Dataset rows:
* * * *

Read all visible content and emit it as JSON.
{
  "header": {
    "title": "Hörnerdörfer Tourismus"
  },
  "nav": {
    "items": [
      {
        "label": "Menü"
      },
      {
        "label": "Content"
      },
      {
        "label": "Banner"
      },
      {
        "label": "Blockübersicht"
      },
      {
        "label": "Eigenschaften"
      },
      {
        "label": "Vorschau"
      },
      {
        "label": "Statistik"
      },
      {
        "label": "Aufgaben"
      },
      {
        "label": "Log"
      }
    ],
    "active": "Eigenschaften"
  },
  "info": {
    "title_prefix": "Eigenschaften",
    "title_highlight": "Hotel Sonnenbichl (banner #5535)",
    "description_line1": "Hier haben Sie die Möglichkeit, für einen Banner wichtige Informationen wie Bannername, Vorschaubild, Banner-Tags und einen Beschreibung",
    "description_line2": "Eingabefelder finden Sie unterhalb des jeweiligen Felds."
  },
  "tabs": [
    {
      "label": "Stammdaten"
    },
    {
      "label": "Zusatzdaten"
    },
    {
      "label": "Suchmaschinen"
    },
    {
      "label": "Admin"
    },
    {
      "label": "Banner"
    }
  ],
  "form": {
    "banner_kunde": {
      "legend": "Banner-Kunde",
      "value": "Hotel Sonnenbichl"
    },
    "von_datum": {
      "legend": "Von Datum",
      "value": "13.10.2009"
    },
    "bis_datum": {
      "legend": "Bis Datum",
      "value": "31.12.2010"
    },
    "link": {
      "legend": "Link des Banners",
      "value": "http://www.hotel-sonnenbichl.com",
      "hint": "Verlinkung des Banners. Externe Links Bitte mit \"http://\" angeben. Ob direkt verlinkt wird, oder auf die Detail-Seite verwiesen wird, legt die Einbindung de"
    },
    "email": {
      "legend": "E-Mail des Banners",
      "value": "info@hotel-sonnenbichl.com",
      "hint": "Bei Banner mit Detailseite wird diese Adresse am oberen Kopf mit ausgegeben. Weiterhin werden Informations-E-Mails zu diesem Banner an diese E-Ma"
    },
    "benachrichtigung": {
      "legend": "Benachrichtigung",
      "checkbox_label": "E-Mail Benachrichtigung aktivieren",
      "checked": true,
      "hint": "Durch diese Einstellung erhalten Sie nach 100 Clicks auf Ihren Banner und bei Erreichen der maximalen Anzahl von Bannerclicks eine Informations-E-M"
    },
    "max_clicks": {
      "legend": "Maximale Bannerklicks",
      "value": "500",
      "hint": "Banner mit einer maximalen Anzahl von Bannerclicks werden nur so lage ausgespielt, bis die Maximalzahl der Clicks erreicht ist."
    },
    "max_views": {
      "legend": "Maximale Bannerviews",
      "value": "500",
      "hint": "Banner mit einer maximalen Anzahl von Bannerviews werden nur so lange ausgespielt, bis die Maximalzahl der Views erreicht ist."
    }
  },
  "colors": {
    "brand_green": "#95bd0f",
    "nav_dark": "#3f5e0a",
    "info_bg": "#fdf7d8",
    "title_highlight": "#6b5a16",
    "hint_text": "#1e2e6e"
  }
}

* * * *

Task directions:
Write out every entry word for word.

The answer:
Read all visible content and emit it as JSON.
{
  "header": {
    "title": "Hörnerdörfer Tourismus"
  },
  "nav": {
    "items": [
      {
        "label": "Menü"
      },
      {
        "label": "Content"
      },
      {
        "label": "Banner"
      },
      {
        "label": "Blockübersicht"
      },
      {
        "label": "Eigenschaften"
      },
      {
        "label": "Vorschau"
      },
      {
        "label": "Statistik"
      },
      {
        "label": "Aufgaben"
      },
      {
        "label": "Log"
      }
    ],
    "active": "Eigenschaften"
  },
  "info": {
    "title_prefix": "Eigenschaften",
    "title_highlight": "Hotel Sonnenbichl (banner #5535)",
    "description_line1": "Hier haben Sie die Möglichkeit, für einen Banner wichtige Informationen wie Bannername, Vorschaubild, Banner-Tags und einen Beschreibung",
    "description_line2": "Eingabefelder finden Sie unterhalb des jeweiligen Felds."
  },
  "tabs": [
    {
      "label": "Stammdaten"
    },
    {
      "label": "Zusatzdaten"
    },
    {
      "label": "Suchmaschinen"
    },
    {
      "label": "Admin"
    },
    {
      "label": "Banner"
    }
  ],
  "form": {
    "banner_kunde": {
      "legend": "Banner-Kunde",
      "value": "Hotel Sonnenbichl"
    },
    "von_datum": {
      "legend": "Von Datum",
      "value": "13.10.2009"
    },
    "bis_datum": {
      "legend": "Bis Datum",
      "value": "31.12.2010"
    },
    "link": {
      "legend": "Link des Banners",
      "value": "http://www.hotel-sonnenbichl.com",
      "hint": "Verlinkung des Banners. Externe Links Bitte mit \"http://\" angeben. Ob direkt verlinkt wird, oder auf die Detail-Seite verwiesen wird, legt die Einbindung de"
    },
    "email": {
      "legend": "E-Mail des Banners",
      "value": "info@hotel-sonnenbichl.com",
      "hint": "Bei Banner mit Detailseite wird diese Adresse am oberen Kopf mit ausgegeben. Weiterhin werden Informations-E-Mails zu diesem Banner an diese E-Ma"
    },
    "benachrichtigung": {
      "legend": "Benachrichtigung",
      "checkbox_label": "E-Mail Benachrichtigung aktivieren",
      "checked": true,
      "hint": "Durch diese Einstellung erhalten Sie nach 100 Clicks auf Ihren Banner und bei Erreichen der maximalen Anzahl von Bannerclicks eine Informations-E-M"
    },
    "max_clicks": {
      "legend": "Maximale Bannerklicks",
      "value": "500",
      "hint": "Banner mit einer maximalen Anzahl von Bannerclicks werden nur so lage ausgespielt, bis die Maximalzahl der Clicks erreicht ist."
    },
    "max_views": {
      "legend": "Maximale Bannerviews",
      "value": "500",
      "hint": "Banner mit einer maximalen Anzahl von Bannerviews werden nur so lange ausgespielt, bis die Maximalzahl der Views erreicht ist."
    }
  },
  "colors": {
    "brand_green": "#95bd0f",
    "nav_dark": "#3f5e0a",
    "info_bg": "#fdf7d8",
    "title_highlight": "#6b5a16",
    "hint_text": "#1e2e6e"
  }
}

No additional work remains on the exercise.